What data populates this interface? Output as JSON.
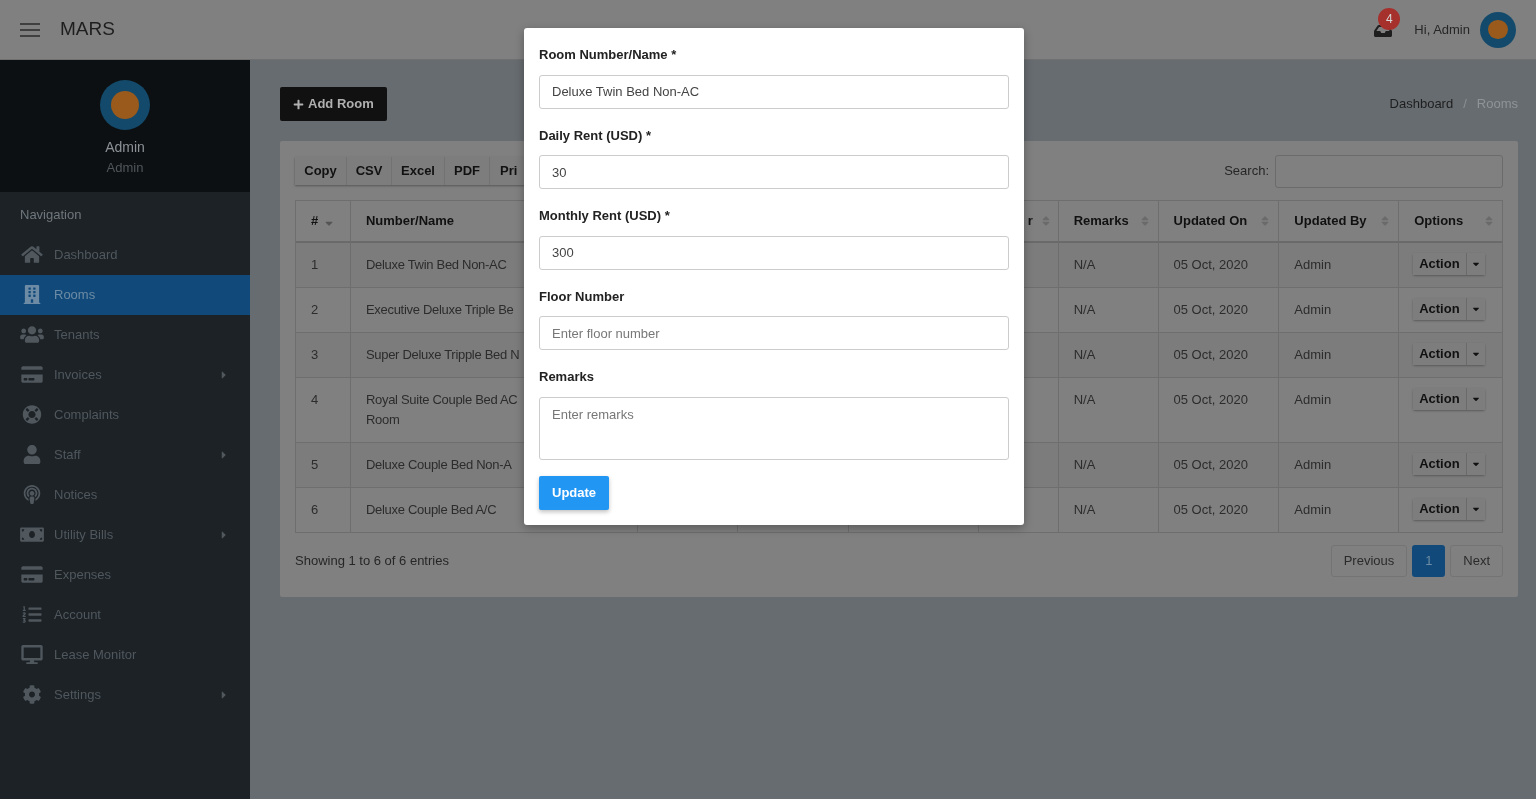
{
  "topbar": {
    "brand": "MARS",
    "notification_count": "4",
    "greeting": "Hi, Admin"
  },
  "sidebar": {
    "user": {
      "name": "Admin",
      "role": "Admin"
    },
    "section": "Navigation",
    "items": [
      {
        "label": "Dashboard",
        "selected": false,
        "expandable": false
      },
      {
        "label": "Rooms",
        "selected": true,
        "expandable": false
      },
      {
        "label": "Tenants",
        "selected": false,
        "expandable": false
      },
      {
        "label": "Invoices",
        "selected": false,
        "expandable": true
      },
      {
        "label": "Complaints",
        "selected": false,
        "expandable": false
      },
      {
        "label": "Staff",
        "selected": false,
        "expandable": true
      },
      {
        "label": "Notices",
        "selected": false,
        "expandable": false
      },
      {
        "label": "Utility Bills",
        "selected": false,
        "expandable": true
      },
      {
        "label": "Expenses",
        "selected": false,
        "expandable": false
      },
      {
        "label": "Account",
        "selected": false,
        "expandable": false
      },
      {
        "label": "Lease Monitor",
        "selected": false,
        "expandable": false
      },
      {
        "label": "Settings",
        "selected": false,
        "expandable": true
      }
    ]
  },
  "page": {
    "add_button": "Add Room",
    "breadcrumb_separator": "/",
    "breadcrumb": [
      {
        "label": "Dashboard",
        "selected": false
      },
      {
        "label": "Rooms",
        "selected": true
      }
    ]
  },
  "table": {
    "export_buttons": [
      "Copy",
      "CSV",
      "Excel",
      "PDF",
      "Pri"
    ],
    "search_label": "Search:",
    "columns_left": [
      {
        "label": "#",
        "sorted": true
      },
      {
        "label": "Number/Name"
      }
    ],
    "column_6": {
      "label": "r",
      "sorted": false
    },
    "columns_right": [
      {
        "label": "Remarks",
        "sorted": false
      },
      {
        "label": "Updated On",
        "sorted": false
      },
      {
        "label": "Updated By",
        "sorted": false
      },
      {
        "label": "Options",
        "sorted": false
      }
    ],
    "rows": [
      {
        "number": "1",
        "name": "Deluxe Twin Bed Non-AC",
        "remarks": "N/A",
        "updated_on": "05 Oct, 2020",
        "updated_by": "Admin",
        "action": "Action"
      },
      {
        "number": "2",
        "name": "Executive Deluxe Triple Be",
        "remarks": "N/A",
        "updated_on": "05 Oct, 2020",
        "updated_by": "Admin",
        "action": "Action"
      },
      {
        "number": "3",
        "name": "Super Deluxe Tripple Bed N",
        "remarks": "N/A",
        "updated_on": "05 Oct, 2020",
        "updated_by": "Admin",
        "action": "Action"
      },
      {
        "number": "4",
        "name": "Royal Suite Couple Bed AC Room",
        "remarks": "N/A",
        "updated_on": "05 Oct, 2020",
        "updated_by": "Admin",
        "action": "Action"
      },
      {
        "number": "5",
        "name": "Deluxe Couple Bed Non-A",
        "remarks": "N/A",
        "updated_on": "05 Oct, 2020",
        "updated_by": "Admin",
        "action": "Action"
      },
      {
        "number": "6",
        "name": "Deluxe Couple Bed A/C",
        "remarks": "N/A",
        "updated_on": "05 Oct, 2020",
        "updated_by": "Admin",
        "action": "Action"
      }
    ],
    "info": "Showing 1 to 6 of 6 entries",
    "pagination": {
      "previous": "Previous",
      "pages": [
        {
          "label": "1",
          "selected": true
        }
      ],
      "next": "Next"
    }
  },
  "modal": {
    "fields": [
      {
        "kind": "input",
        "label": "Room Number/Name *",
        "value": "Deluxe Twin Bed Non-AC"
      },
      {
        "kind": "input",
        "label": "Daily Rent (USD) *",
        "value": "30"
      },
      {
        "kind": "input",
        "label": "Monthly Rent (USD) *",
        "value": "300"
      },
      {
        "kind": "input",
        "label": "Floor Number",
        "placeholder": "Enter floor number"
      },
      {
        "kind": "textarea",
        "label": "Remarks",
        "placeholder": "Enter remarks"
      }
    ],
    "submit": "Update"
  }
}
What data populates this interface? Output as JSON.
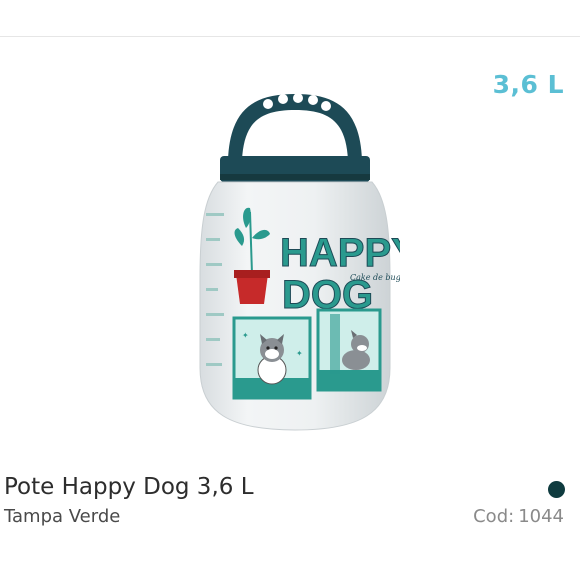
{
  "product": {
    "capacity_badge": "3,6 L",
    "name": "Pote Happy Dog 3,6 L",
    "variant": "Tampa Verde",
    "code_label": "Cod:",
    "code_value": "1044",
    "image": {
      "brand_line1": "HAPPY",
      "brand_line2": "DOG",
      "tagline": "Cake de bugue"
    }
  },
  "colors": {
    "accent": "#5bbfd4",
    "lid": "#1d4a56",
    "print_teal": "#2a9a8e",
    "pot_red": "#c62a2a",
    "swatch": "#0f3b3f"
  },
  "icons": {
    "handle": "jar-handle",
    "dog": "dog-illustration",
    "plant": "potted-plant"
  }
}
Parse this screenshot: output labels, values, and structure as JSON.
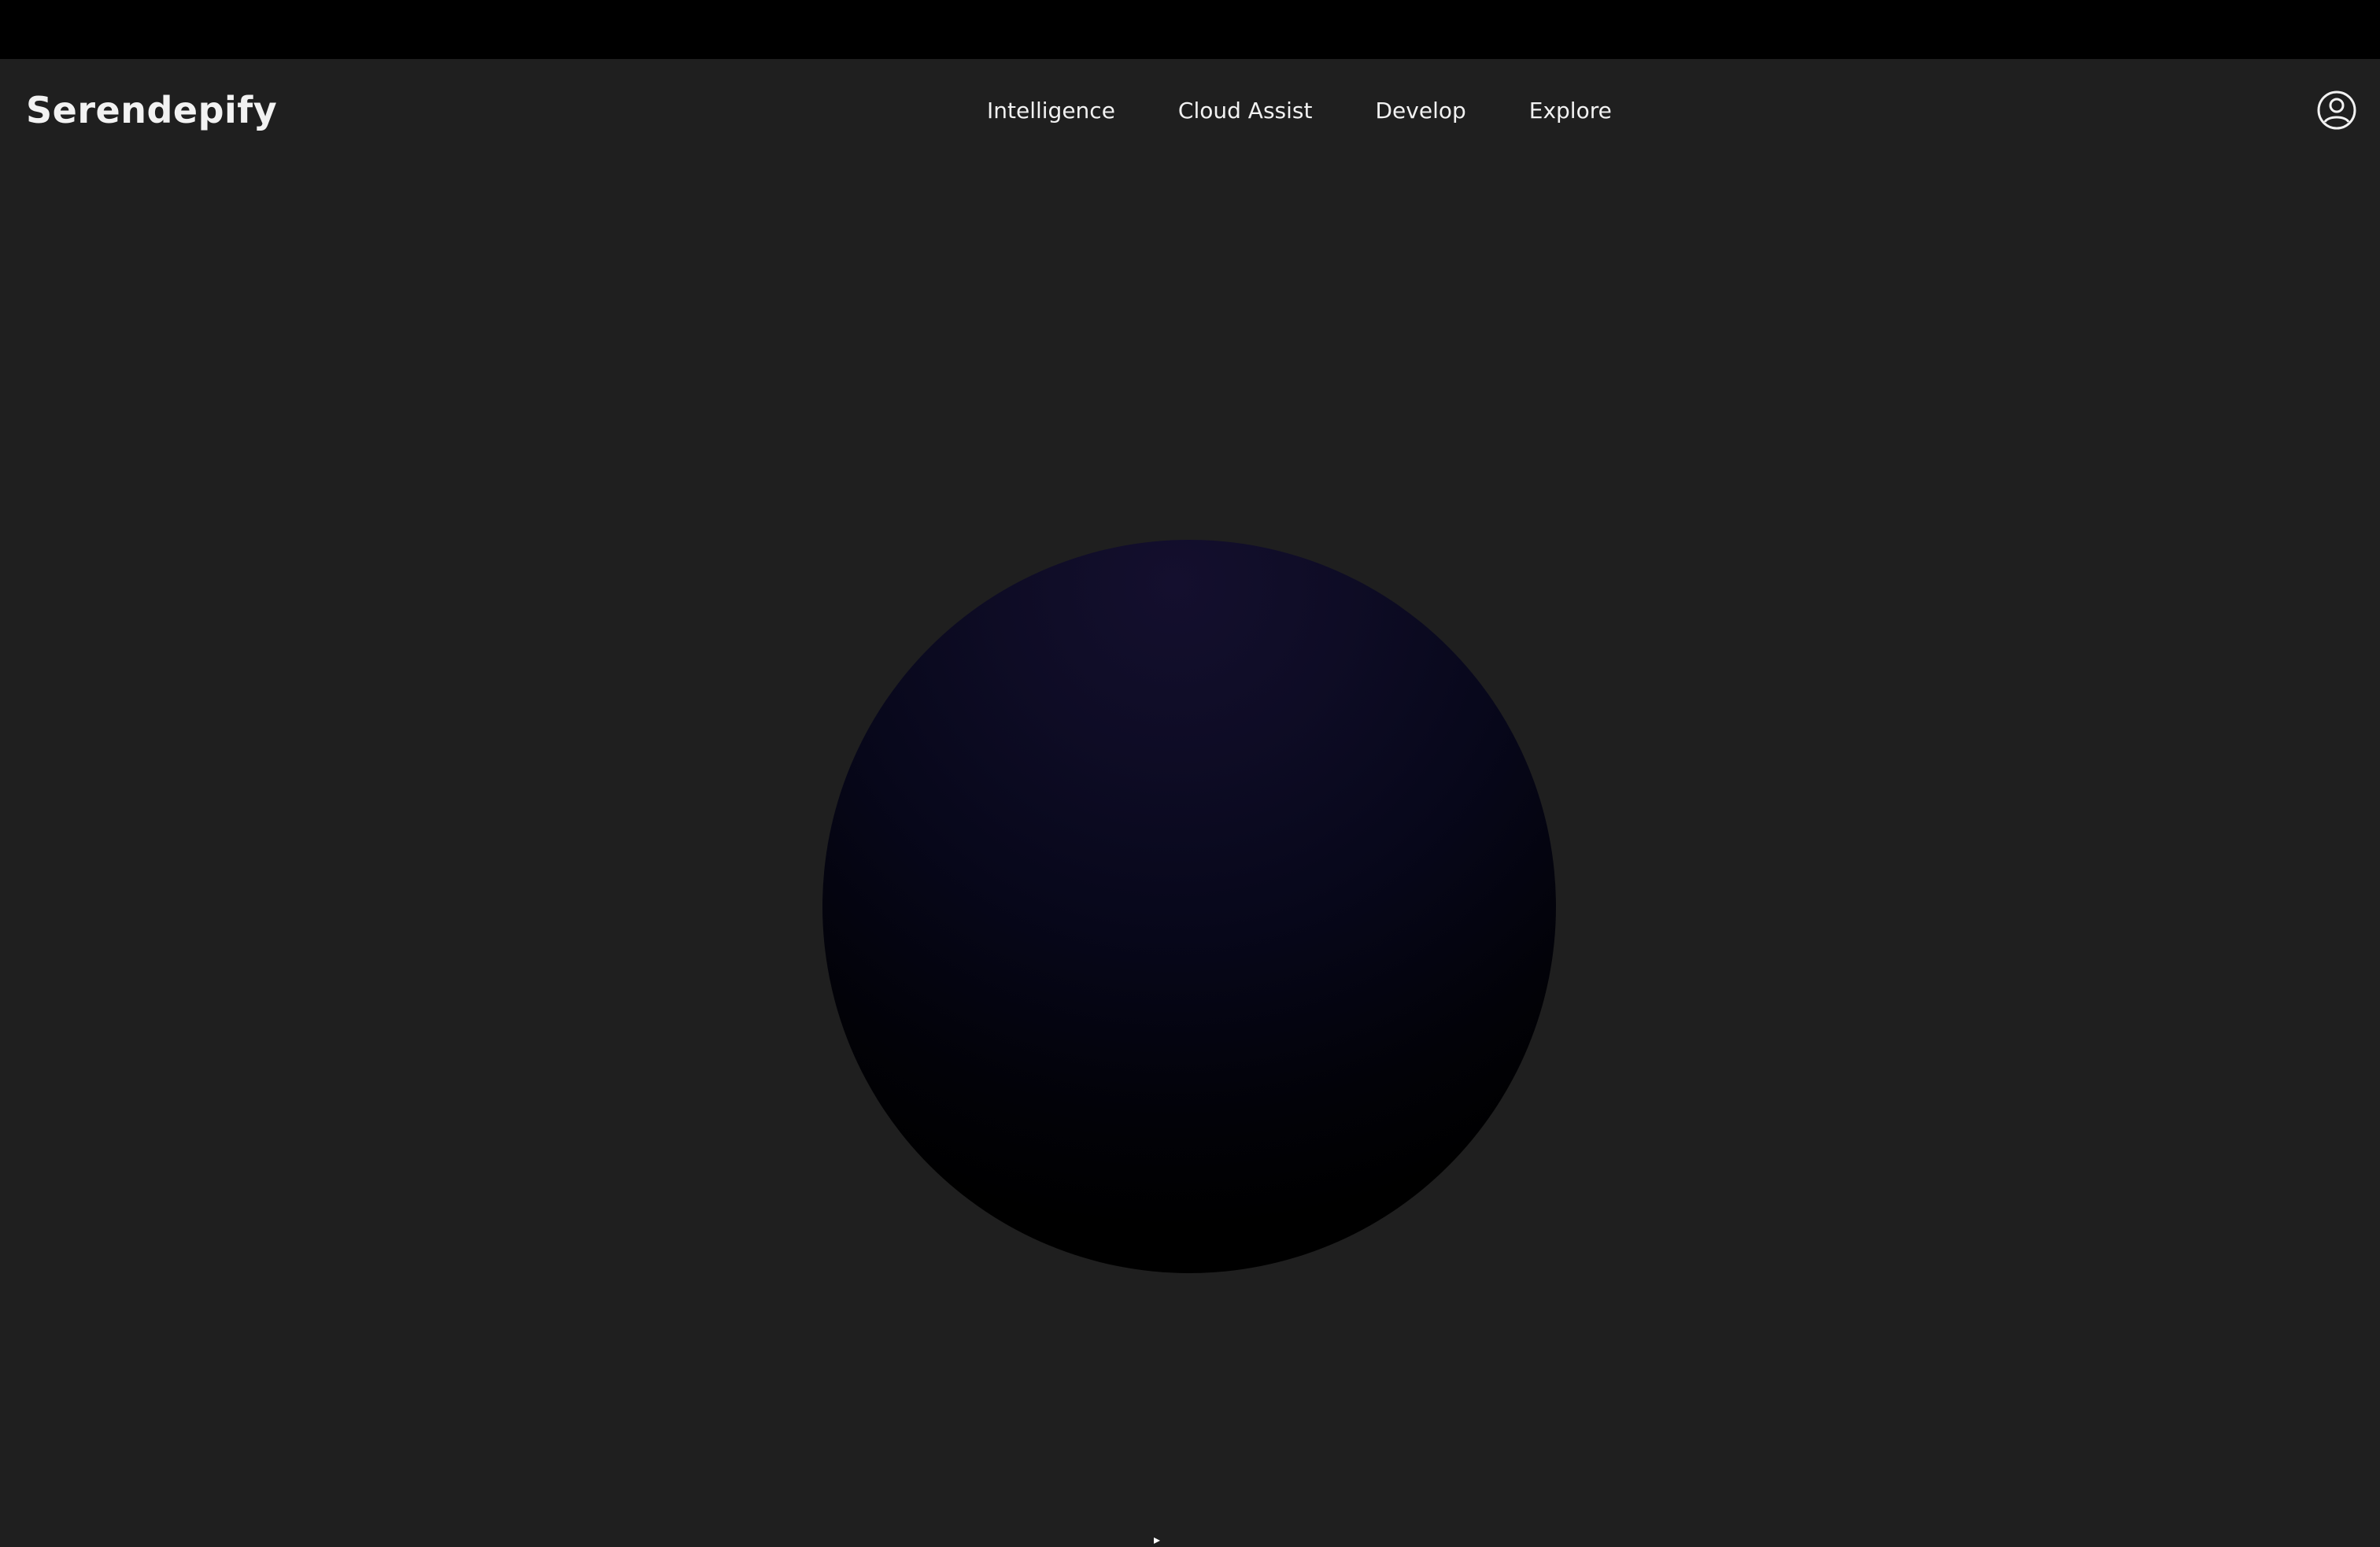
{
  "app": {
    "logo": "Serendepify"
  },
  "nav": {
    "items": [
      {
        "label": "Intelligence"
      },
      {
        "label": "Cloud Assist"
      },
      {
        "label": "Develop"
      },
      {
        "label": "Explore"
      }
    ]
  },
  "account": {
    "icon": "user-account-icon"
  },
  "colors": {
    "background": "#1f1f1f",
    "top_bar": "#000000",
    "text": "#f2f2f2",
    "orb_highlight": "#140f2e",
    "orb_shadow": "#000000"
  }
}
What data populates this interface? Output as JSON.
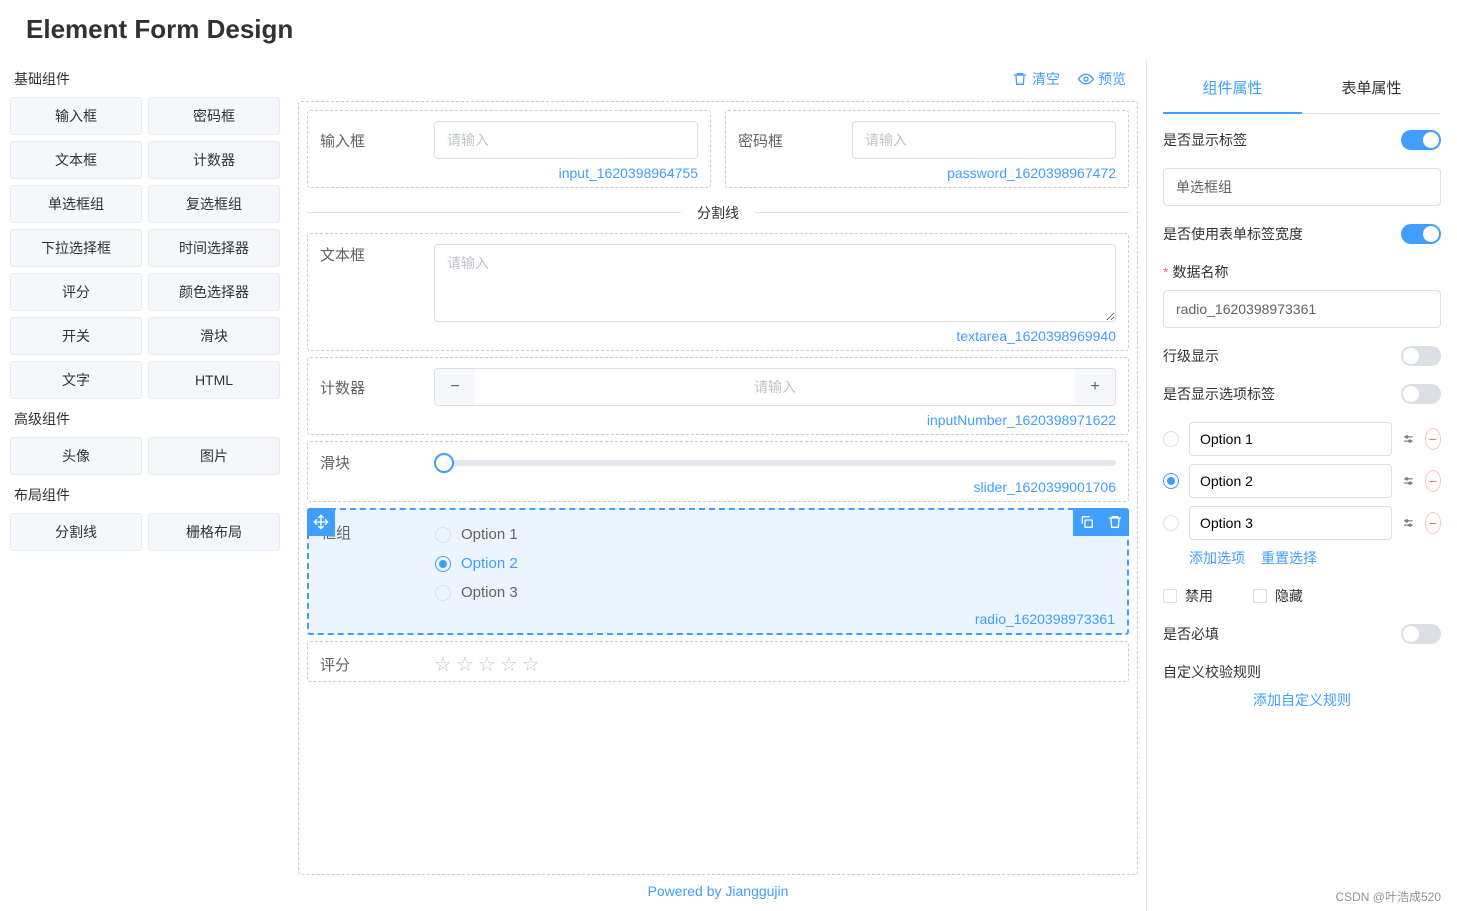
{
  "title": "Element Form Design",
  "sidebar": {
    "groups": [
      {
        "title": "基础组件",
        "items": [
          "输入框",
          "密码框",
          "文本框",
          "计数器",
          "单选框组",
          "复选框组",
          "下拉选择框",
          "时间选择器",
          "评分",
          "颜色选择器",
          "开关",
          "滑块",
          "文字",
          "HTML"
        ]
      },
      {
        "title": "高级组件",
        "items": [
          "头像",
          "图片"
        ]
      },
      {
        "title": "布局组件",
        "items": [
          "分割线",
          "栅格布局"
        ]
      }
    ]
  },
  "toolbar": {
    "clear": "清空",
    "preview": "预览"
  },
  "canvas": {
    "input": {
      "label": "输入框",
      "placeholder": "请输入",
      "id": "input_1620398964755"
    },
    "password": {
      "label": "密码框",
      "placeholder": "请输入",
      "id": "password_1620398967472"
    },
    "divider": {
      "text": "分割线"
    },
    "textarea": {
      "label": "文本框",
      "placeholder": "请输入",
      "id": "textarea_1620398969940"
    },
    "number": {
      "label": "计数器",
      "placeholder": "请输入",
      "id": "inputNumber_1620398971622"
    },
    "slider": {
      "label": "滑块",
      "id": "slider_1620399001706"
    },
    "radio": {
      "label": "框组",
      "id": "radio_1620398973361",
      "options": [
        "Option 1",
        "Option 2",
        "Option 3"
      ],
      "selected": 1
    },
    "rate": {
      "label": "评分"
    }
  },
  "footer": "Powered by Jianggujin",
  "props": {
    "tabs": {
      "component": "组件属性",
      "form": "表单属性"
    },
    "showLabel": {
      "label": "是否显示标签",
      "value": true
    },
    "labelText": "单选框组",
    "useFormLabelWidth": {
      "label": "是否使用表单标签宽度",
      "value": true
    },
    "dataName": {
      "label": "数据名称",
      "value": "radio_1620398973361",
      "required": true
    },
    "inline": {
      "label": "行级显示",
      "value": false
    },
    "showOptionLabel": {
      "label": "是否显示选项标签",
      "value": false
    },
    "options": [
      {
        "label": "Option 1",
        "checked": false
      },
      {
        "label": "Option 2",
        "checked": true
      },
      {
        "label": "Option 3",
        "checked": false
      }
    ],
    "addOption": "添加选项",
    "resetSelect": "重置选择",
    "disabled": "禁用",
    "hidden": "隐藏",
    "required": {
      "label": "是否必填",
      "value": false
    },
    "customRules": "自定义校验规则",
    "addCustomRule": "添加自定义规则"
  },
  "watermark": "CSDN @叶浩成520"
}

________________________________________

**WHAT TO WORK ON:** Extract every line containing the string "Rent" from the material.

**SOLVED EXERCISE:**
        "label": "Daily Rent (USD) *",
        "label": "Monthly Rent (USD) *",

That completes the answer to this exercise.